-- BEGIN Records to process --

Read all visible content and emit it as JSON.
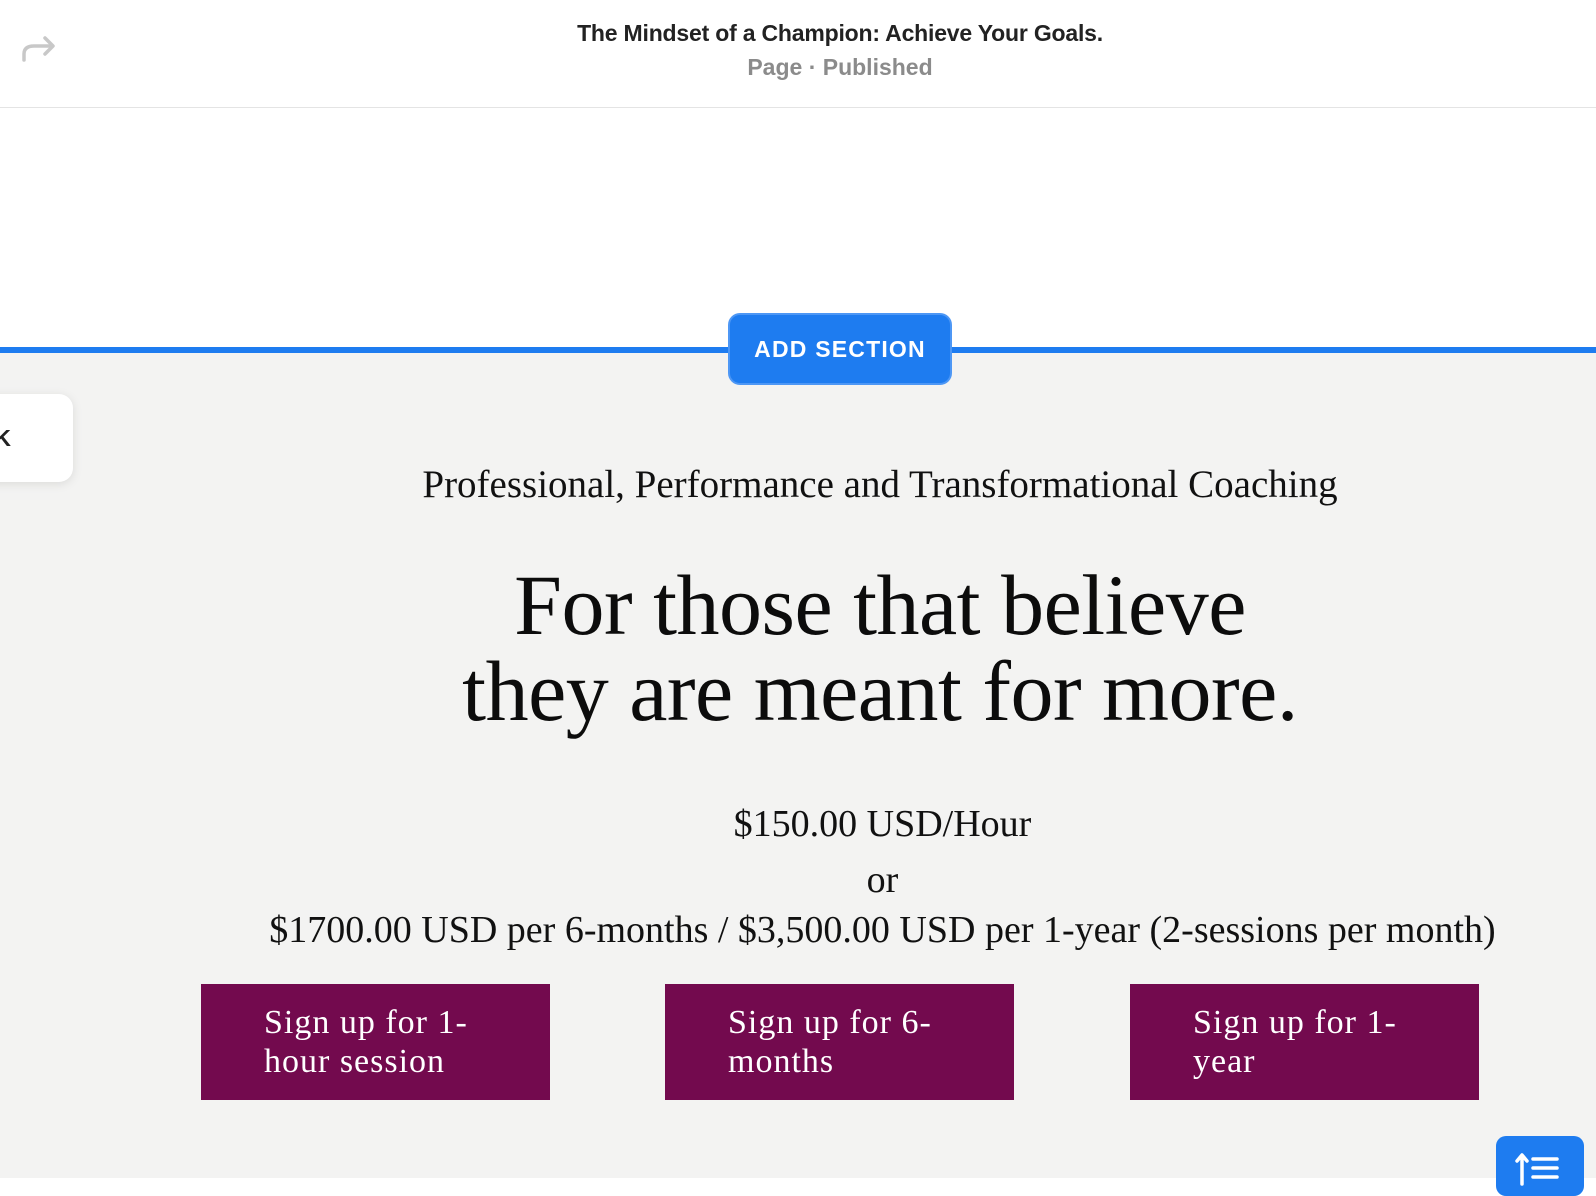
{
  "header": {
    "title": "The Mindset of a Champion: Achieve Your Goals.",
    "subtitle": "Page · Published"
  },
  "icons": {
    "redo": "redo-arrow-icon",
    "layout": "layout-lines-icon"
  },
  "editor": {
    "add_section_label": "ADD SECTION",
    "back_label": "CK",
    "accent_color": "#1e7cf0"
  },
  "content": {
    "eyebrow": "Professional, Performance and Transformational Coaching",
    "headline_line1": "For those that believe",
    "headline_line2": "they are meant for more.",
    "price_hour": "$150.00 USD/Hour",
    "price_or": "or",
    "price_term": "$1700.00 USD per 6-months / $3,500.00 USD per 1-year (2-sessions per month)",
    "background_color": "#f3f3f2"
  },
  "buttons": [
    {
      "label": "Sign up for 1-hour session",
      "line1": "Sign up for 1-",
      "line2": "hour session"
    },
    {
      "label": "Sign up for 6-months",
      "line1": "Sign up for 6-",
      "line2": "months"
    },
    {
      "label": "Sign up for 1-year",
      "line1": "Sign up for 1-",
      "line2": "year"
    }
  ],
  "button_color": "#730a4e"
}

-- END Records to process --
-- BEGIN Records to process --

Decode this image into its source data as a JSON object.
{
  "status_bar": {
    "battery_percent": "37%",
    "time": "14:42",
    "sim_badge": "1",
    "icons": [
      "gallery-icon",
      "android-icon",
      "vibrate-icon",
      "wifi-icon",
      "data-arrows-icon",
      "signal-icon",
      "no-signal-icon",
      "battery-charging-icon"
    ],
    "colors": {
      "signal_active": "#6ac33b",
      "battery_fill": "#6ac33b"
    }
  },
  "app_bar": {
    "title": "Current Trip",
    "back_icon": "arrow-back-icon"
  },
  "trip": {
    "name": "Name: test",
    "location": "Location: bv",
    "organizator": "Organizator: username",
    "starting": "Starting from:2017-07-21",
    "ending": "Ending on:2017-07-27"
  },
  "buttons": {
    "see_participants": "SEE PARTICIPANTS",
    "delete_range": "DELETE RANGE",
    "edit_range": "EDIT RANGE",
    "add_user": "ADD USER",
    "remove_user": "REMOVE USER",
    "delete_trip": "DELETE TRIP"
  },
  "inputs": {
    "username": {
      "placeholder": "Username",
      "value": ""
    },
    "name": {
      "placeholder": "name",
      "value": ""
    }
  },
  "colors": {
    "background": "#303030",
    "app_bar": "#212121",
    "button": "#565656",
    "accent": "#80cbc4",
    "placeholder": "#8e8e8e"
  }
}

-- END Records to process --

**Requirement**
Find the lines that include the string "months", then copy each of them.

**Response to the task**
    "price_term": "$1700.00 USD per 6-months / $3,500.00 USD per 1-year (2-sessions per month)",
      "label": "Sign up for 6-months",
      "line2": "months"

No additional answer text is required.